• _WRITTEN EXERCISE_
Find the lines of data that contain the string "marker", then list them.

• _TASK INPUTS_
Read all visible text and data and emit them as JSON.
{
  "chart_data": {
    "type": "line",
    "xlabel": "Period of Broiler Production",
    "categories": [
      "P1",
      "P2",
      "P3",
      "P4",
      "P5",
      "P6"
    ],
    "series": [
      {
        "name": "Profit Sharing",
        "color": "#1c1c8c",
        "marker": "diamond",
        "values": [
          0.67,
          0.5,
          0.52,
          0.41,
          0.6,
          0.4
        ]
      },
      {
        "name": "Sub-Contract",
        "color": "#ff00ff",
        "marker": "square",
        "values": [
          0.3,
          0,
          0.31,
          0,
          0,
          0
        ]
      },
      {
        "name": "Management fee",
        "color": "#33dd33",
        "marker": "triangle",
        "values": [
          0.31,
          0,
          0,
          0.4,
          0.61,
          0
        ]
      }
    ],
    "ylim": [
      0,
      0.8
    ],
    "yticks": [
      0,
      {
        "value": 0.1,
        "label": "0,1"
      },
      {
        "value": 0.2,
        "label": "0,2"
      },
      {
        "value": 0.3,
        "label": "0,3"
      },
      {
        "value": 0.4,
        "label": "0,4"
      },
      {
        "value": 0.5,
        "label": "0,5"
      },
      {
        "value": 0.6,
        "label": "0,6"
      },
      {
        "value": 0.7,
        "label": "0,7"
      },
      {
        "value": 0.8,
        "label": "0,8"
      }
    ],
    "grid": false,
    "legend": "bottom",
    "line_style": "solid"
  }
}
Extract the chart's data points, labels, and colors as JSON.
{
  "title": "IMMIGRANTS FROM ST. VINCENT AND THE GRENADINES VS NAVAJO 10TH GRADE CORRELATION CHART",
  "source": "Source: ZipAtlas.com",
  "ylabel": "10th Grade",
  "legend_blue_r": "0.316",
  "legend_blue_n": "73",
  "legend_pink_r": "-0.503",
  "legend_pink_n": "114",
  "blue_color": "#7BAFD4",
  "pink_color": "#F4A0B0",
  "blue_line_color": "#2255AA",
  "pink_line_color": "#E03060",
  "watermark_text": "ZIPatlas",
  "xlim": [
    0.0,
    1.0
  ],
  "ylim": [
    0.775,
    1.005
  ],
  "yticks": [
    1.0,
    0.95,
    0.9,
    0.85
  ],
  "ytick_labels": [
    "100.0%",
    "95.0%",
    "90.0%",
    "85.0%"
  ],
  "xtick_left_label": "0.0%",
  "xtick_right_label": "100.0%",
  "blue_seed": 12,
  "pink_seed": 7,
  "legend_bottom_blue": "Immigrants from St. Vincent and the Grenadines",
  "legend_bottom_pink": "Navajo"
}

• _ANSWER TO THE EXERCISE_
        "marker": "diamond",
        "marker": "square",
        "marker": "triangle",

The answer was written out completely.